» TASK: Look through the entries for the string "talets", and copy each line that holds it.

:::::

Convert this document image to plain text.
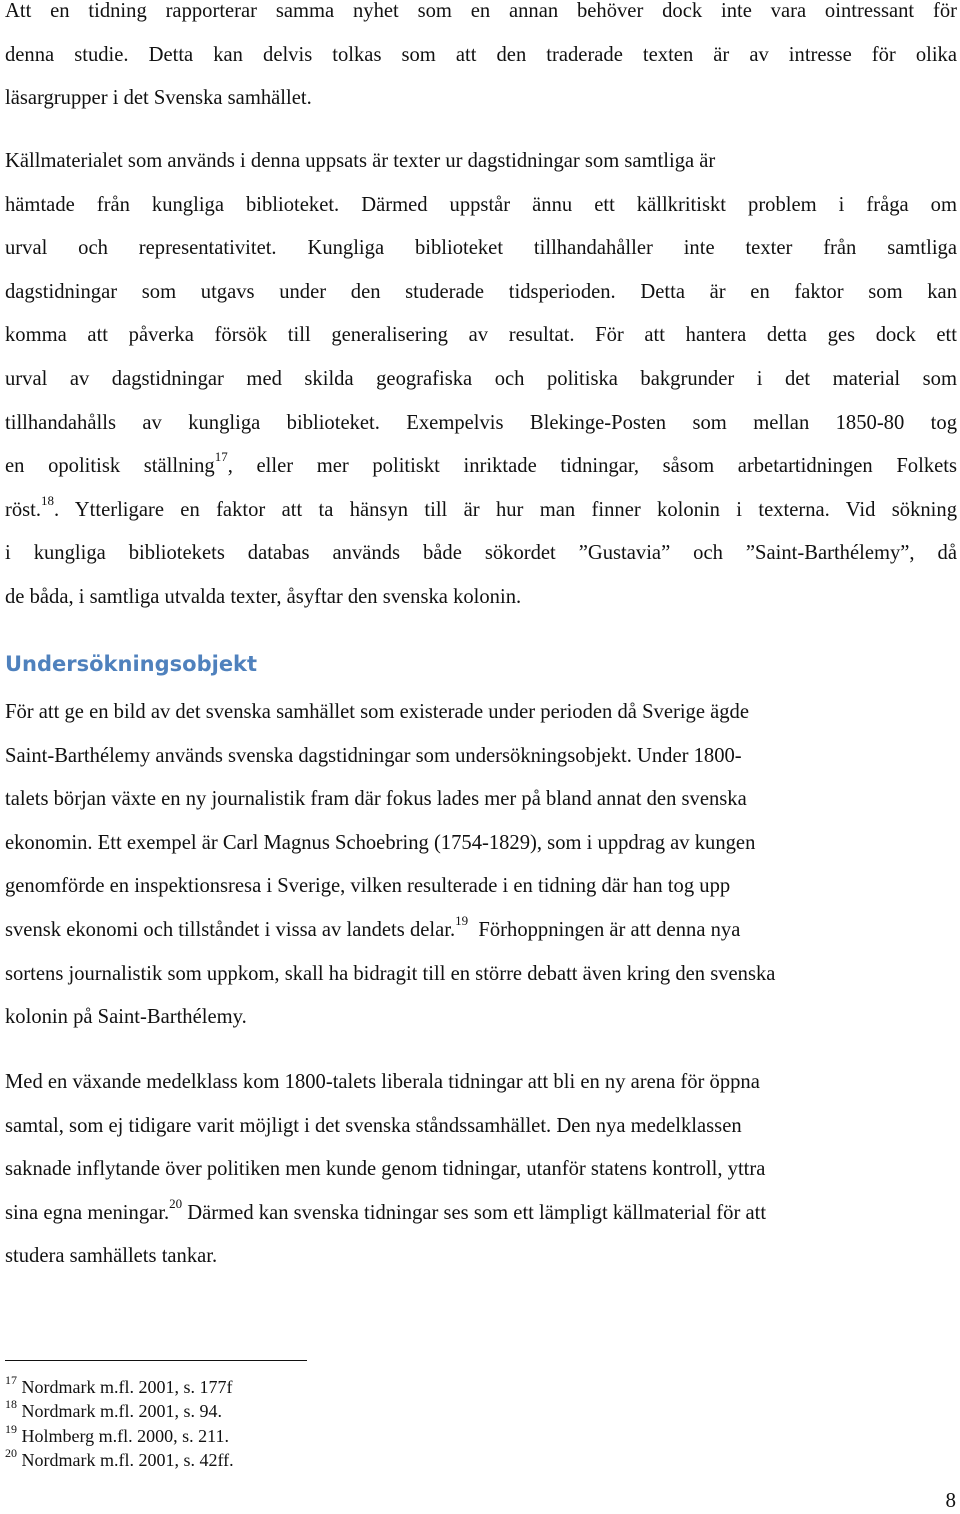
Att en tidning rapporterar samma nyhet som en annan behöver dock inte vara ointressant för
denna studie. Detta kan delvis tolkas som att den traderade texten är av intresse för olika
läsargrupper i det Svenska samhället.

Källmaterialet som används i denna uppsats är texter ur dagstidningar som samtliga är
hämtade från kungliga biblioteket. Därmed uppstår ännu ett källkritiskt problem i fråga om
urval och representativitet. Kungliga biblioteket tillhandahåller inte texter från samtliga
dagstidningar som utgavs under den studerade tidsperioden. Detta är en faktor som kan
komma att påverka försök till generalisering av resultat. För att hantera detta ges dock ett
urval av dagstidningar med skilda geografiska och politiska bakgrunder i det material som
tillhandahålls av kungliga biblioteket. Exempelvis Blekinge-Posten som mellan 1850-80 tog
en opolitisk ställning$^{17}$, eller mer politiskt inriktade tidningar, såsom arbetartidningen Folkets
röst.$^{18}$. Ytterligare en faktor att ta hänsyn till är hur man finner kolonin i texterna. Vid sökning
i kungliga bibliotekets databas används både sökordet ”Gustavia” och ”Saint-Barthélemy”, då
de båda, i samtliga utvalda texter, åsyftar den svenska kolonin.

Undersökningsobjekt

För att ge en bild av det svenska samhället som existerade under perioden då Sverige ägde
Saint-Barthélemy används svenska dagstidningar som undersökningsobjekt. Under 1800-
talets början växte en ny journalistik fram där fokus lades mer på bland annat den svenska
ekonomin. Ett exempel är Carl Magnus Schoebring (1754-1829), som i uppdrag av kungen
genomförde en inspektionsresa i Sverige, vilken resulterade i en tidning där han tog upp
svensk ekonomi och tillståndet i vissa av landets delar.$^{19}$ Förhoppningen är att denna nya
sortens journalistik som uppkom, skall ha bidragit till en större debatt även kring den svenska
kolonin på Saint-Barthélemy.

Med en växande medelklass kom 1800-talets liberala tidningar att bli en ny arena för öppna
samtal, som ej tidigare varit möjligt i det svenska ståndssamhället. Den nya medelklassen
saknade inflytande över politiken men kunde genom tidningar, utanför statens kontroll, yttra
sina egna meningar.$^{20}$ Därmed kan svenska tidningar ses som ett lämpligt källmaterial för att
studera samhällets tankar.

$^{17}$ Nordmark m.fl. 2001, s. 177f
$^{18}$ Nordmark m.fl. 2001, s. 94.
$^{19}$ Holmberg m.fl. 2000, s. 211.
$^{20}$ Nordmark m.fl. 2001, s. 42ff.
8
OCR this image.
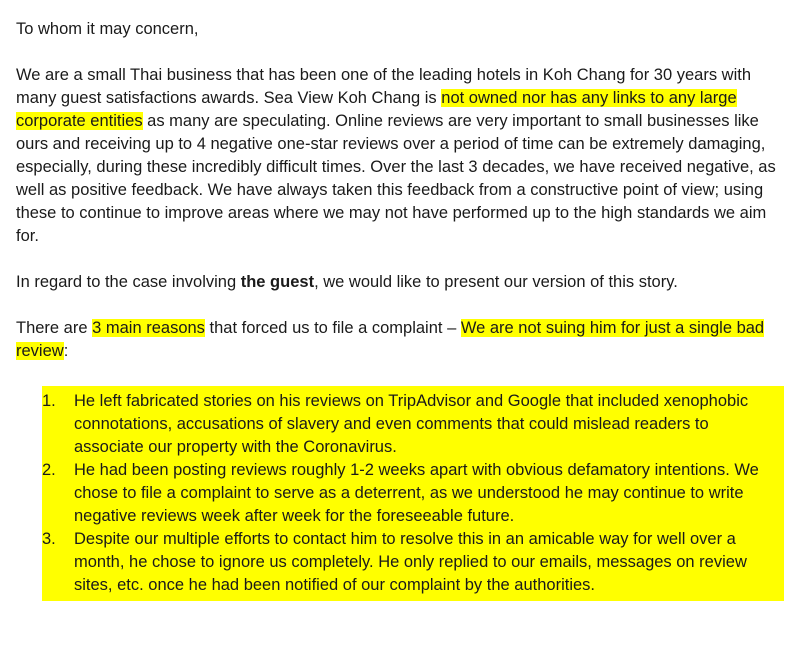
To whom it may concern,

We are a small Thai business that has been one of the leading hotels in Koh Chang for 30 years with many guest satisfactions awards. Sea View Koh Chang is not owned nor has any links to any large corporate entities as many are speculating. Online reviews are very important to small businesses like ours and receiving up to 4 negative one-star reviews over a period of time can be extremely damaging, especially, during these incredibly difficult times. Over the last 3 decades, we have received negative, as well as positive feedback. We have always taken this feedback from a constructive point of view; using these to continue to improve areas where we may not have performed up to the high standards we aim for.

In regard to the case involving the guest, we would like to present our version of this story.

There are 3 main reasons that forced us to file a complaint – We are not suing him for just a single bad review:

1. He left fabricated stories on his reviews on TripAdvisor and Google that included xenophobic connotations, accusations of slavery and even comments that could mislead readers to associate our property with the Coronavirus.
2. He had been posting reviews roughly 1-2 weeks apart with obvious defamatory intentions. We chose to file a complaint to serve as a deterrent, as we understood he may continue to write negative reviews week after week for the foreseeable future.
3. Despite our multiple efforts to contact him to resolve this in an amicable way for well over a month, he chose to ignore us completely. He only replied to our emails, messages on review sites, etc. once he had been notified of our complaint by the authorities.
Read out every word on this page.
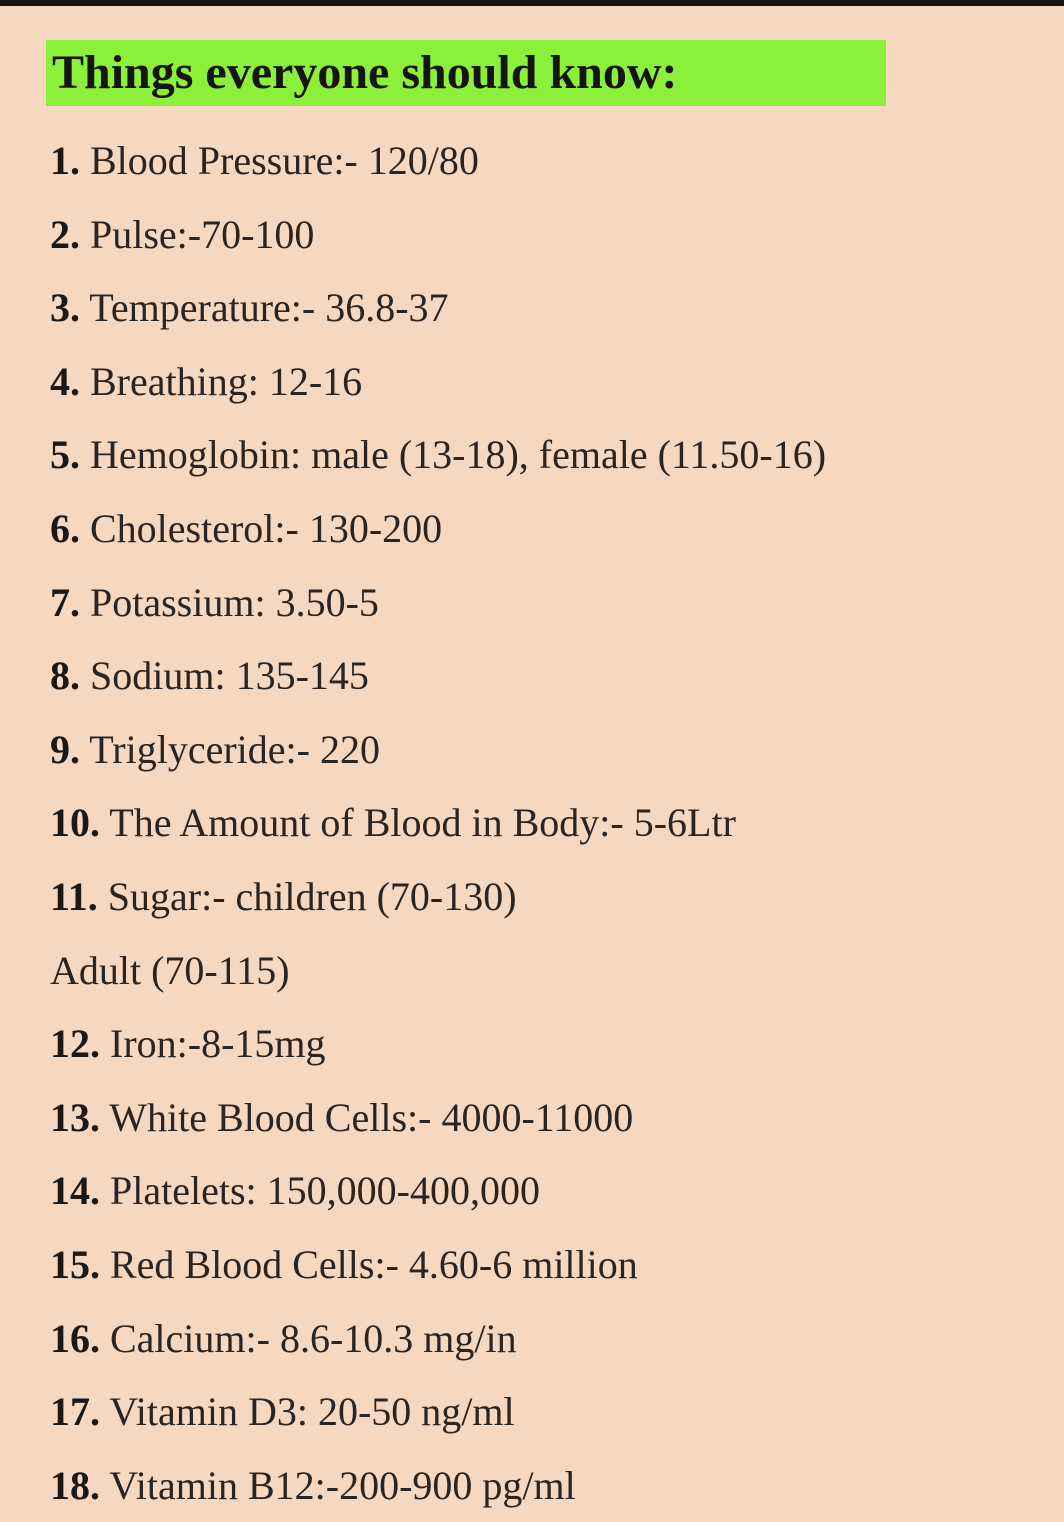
Things everyone should know:
1. Blood Pressure:- 120/80
2. Pulse:-70-100
3. Temperature:- 36.8-37
4. Breathing: 12-16
5. Hemoglobin: male (13-18), female (11.50-16)
6. Cholesterol:- 130-200
7. Potassium: 3.50-5
8. Sodium: 135-145
9. Triglyceride:- 220
10. The Amount of Blood in Body:- 5-6Ltr
11. Sugar:- children (70-130)
Adult (70-115)
12. Iron:-8-15mg
13. White Blood Cells:- 4000-11000
14. Platelets: 150,000-400,000
15. Red Blood Cells:- 4.60-6 million
16. Calcium:- 8.6-10.3 mg/in
17. Vitamin D3: 20-50 ng/ml
18. Vitamin B12:-200-900 pg/ml
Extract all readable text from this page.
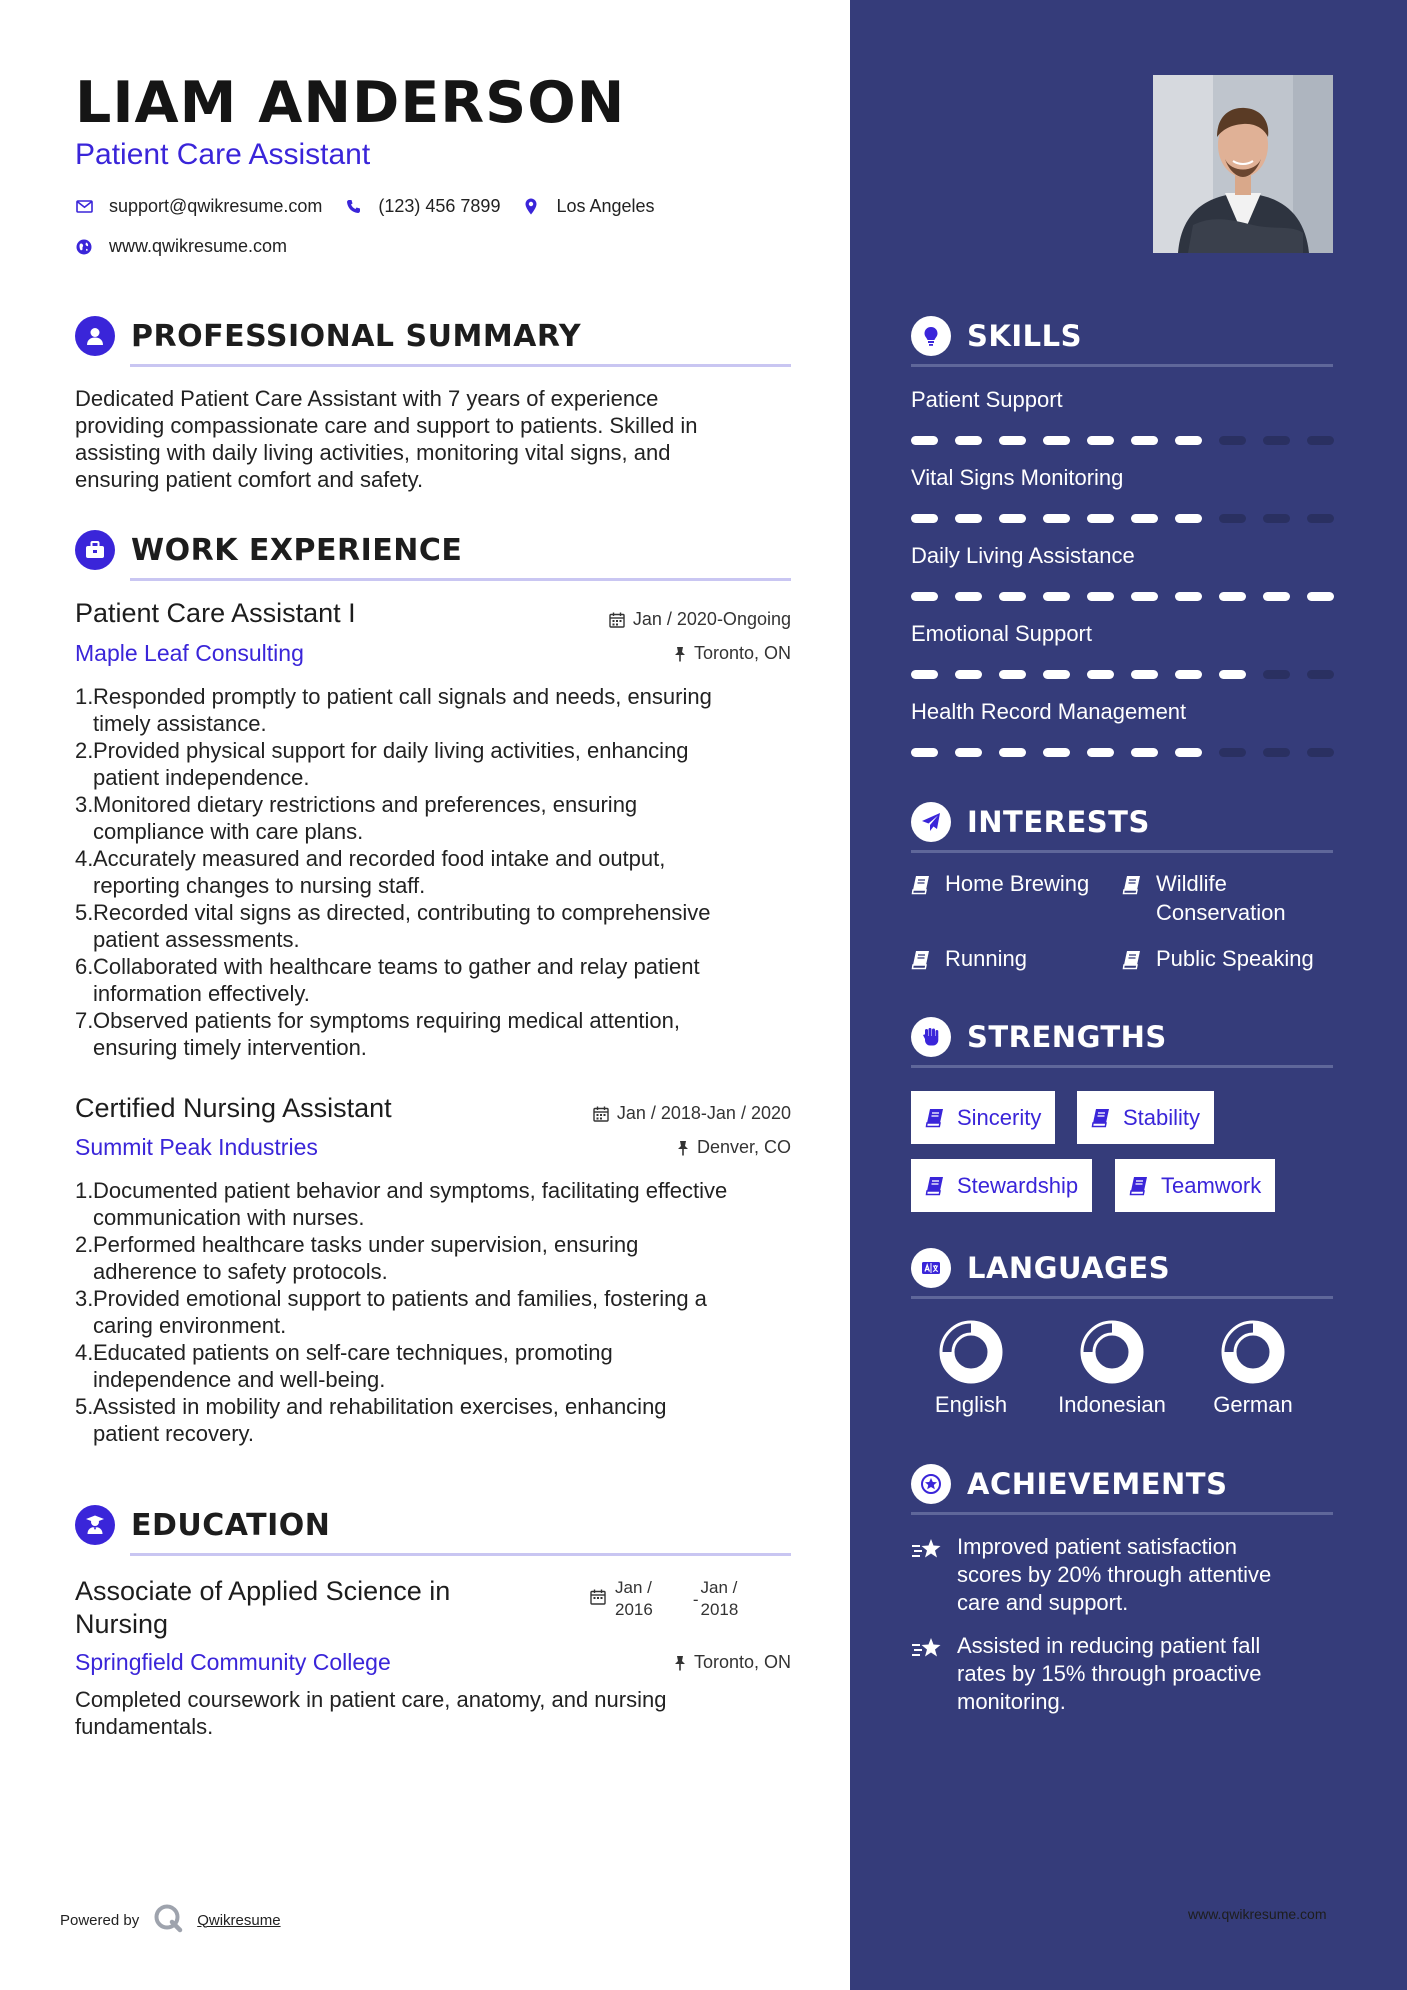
LIAM ANDERSON
Patient Care Assistant
support@qwikresume.com	(123) 456 7899	Los Angeles
www.qwikresume.com
PROFESSIONAL SUMMARY
Dedicated Patient Care Assistant with 7 years of experience
providing compassionate care and support to patients. Skilled in
assisting with daily living activities, monitoring vital signs, and
ensuring patient comfort and safety.
WORK EXPERIENCE
Patient Care Assistant I	Jan / 2020-Ongoing
Maple Leaf Consulting	Toronto, ON
Responded promptly to patient call signals and needs, ensuring
timely assistance.
Provided physical support for daily living activities, enhancing
patient independence.
Monitored dietary restrictions and preferences, ensuring
compliance with care plans.
Accurately measured and recorded food intake and output,
reporting changes to nursing staff.
Recorded vital signs as directed, contributing to comprehensive
patient assessments.
Collaborated with healthcare teams to gather and relay patient
information effectively.
Observed patients for symptoms requiring medical attention,
ensuring timely intervention.
Certified Nursing Assistant	Jan / 2018-Jan / 2020
Summit Peak Industries	Denver, CO
Documented patient behavior and symptoms, facilitating effective
communication with nurses.
Performed healthcare tasks under supervision, ensuring
adherence to safety protocols.
Provided emotional support to patients and families, fostering a
caring environment.
Educated patients on self-care techniques, promoting
independence and well-being.
Assisted in mobility and rehabilitation exercises, enhancing
patient recovery.
EDUCATION
Associate of Applied Science in
Nursing
Jan /
2016
-
Jan /
2018
Springfield Community College	Toronto, ON
Completed coursework in patient care, anatomy, and nursing
fundamentals.
Powered by	Qwikresume	www.qwikresume.com
SKILLS
Patient Support
Vital Signs Monitoring
Daily Living Assistance
Emotional Support
Health Record Management
INTERESTS
Home Brewing	Wildlife
Conservation
Running	Public Speaking
STRENGTHS
Sincerity	Stability
Stewardship	Teamwork
LANGUAGES
English	Indonesian	German
ACHIEVEMENTS
Improved patient satisfaction
scores by 20% through attentive
care and support.
Assisted in reducing patient fall
rates by 15% through proactive
monitoring.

:::::

» ANSWER TO THIS PROBLEM:
talets början växte en ny journalistik fram där fokus lades mer på bland annat den svenska
Med en växande medelklass kom 1800-talets liberala tidningar att bli en ny arena för öppna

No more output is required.